Requirements ▸
In the journal excerpt, who edited the Russian translation of the chapter from Max Weber's Economy and Society?

Passage given ▸
__________

Funded by the National Research University Higher School of Economics since 2007.

2017. Vol. 18. No. 1

Full text of the journal

Editor’s Foreword (Vadim Radaev)
P. 9–12

New Translations

Max Weber
Economy and Society: An Outline of Interpretive Sociology. Organized Groups (an excerpt)
P. 13–27

This book presents the second volume of Max Weber’s fundamental work Economy and Society, which has been translated into Russian for the first time. The second volume “Organized Groups” uncovers emerging and crystallizing structures of rationality governing how organized groups function during different periods in their history. Concepts such as households, oikos, and ethnic groups and political associations (including parties and state), are defined here.
The Journal of Economic Sociology publishes an excerpt from one of the chapters of the second volume “Organized Groups” — ‘Economic Relationships of Organized Groups.’ This chapter introduces economic action and economically active groups; it classifies organized groups according to their group structure and economic function. It also explains the concept of closed and open economic relationships. In conclusion, it analyzes five types of want satisfaction by economically active groups, resulting in the question of which of those types most closely corresponds to a rational capitalistic economy.
The translation is edited by Leonid Ionin. The chapter is published with the permission of HSE Publishing House.

__________

Annotated element listings ▸
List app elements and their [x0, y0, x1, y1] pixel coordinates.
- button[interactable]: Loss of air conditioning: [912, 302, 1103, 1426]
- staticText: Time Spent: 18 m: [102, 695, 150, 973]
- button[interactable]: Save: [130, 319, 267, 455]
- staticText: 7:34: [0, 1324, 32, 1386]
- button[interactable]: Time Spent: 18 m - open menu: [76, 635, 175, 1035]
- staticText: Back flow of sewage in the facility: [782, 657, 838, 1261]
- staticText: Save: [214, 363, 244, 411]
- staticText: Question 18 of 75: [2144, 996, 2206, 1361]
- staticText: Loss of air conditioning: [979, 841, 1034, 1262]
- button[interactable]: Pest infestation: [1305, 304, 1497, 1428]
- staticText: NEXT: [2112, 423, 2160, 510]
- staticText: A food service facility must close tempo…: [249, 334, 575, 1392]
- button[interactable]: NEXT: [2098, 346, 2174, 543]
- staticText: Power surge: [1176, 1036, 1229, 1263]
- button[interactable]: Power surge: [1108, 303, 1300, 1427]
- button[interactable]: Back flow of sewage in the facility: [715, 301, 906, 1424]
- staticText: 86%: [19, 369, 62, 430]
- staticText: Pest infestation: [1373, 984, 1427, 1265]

__________

Correct result ▸
Leonid Ionin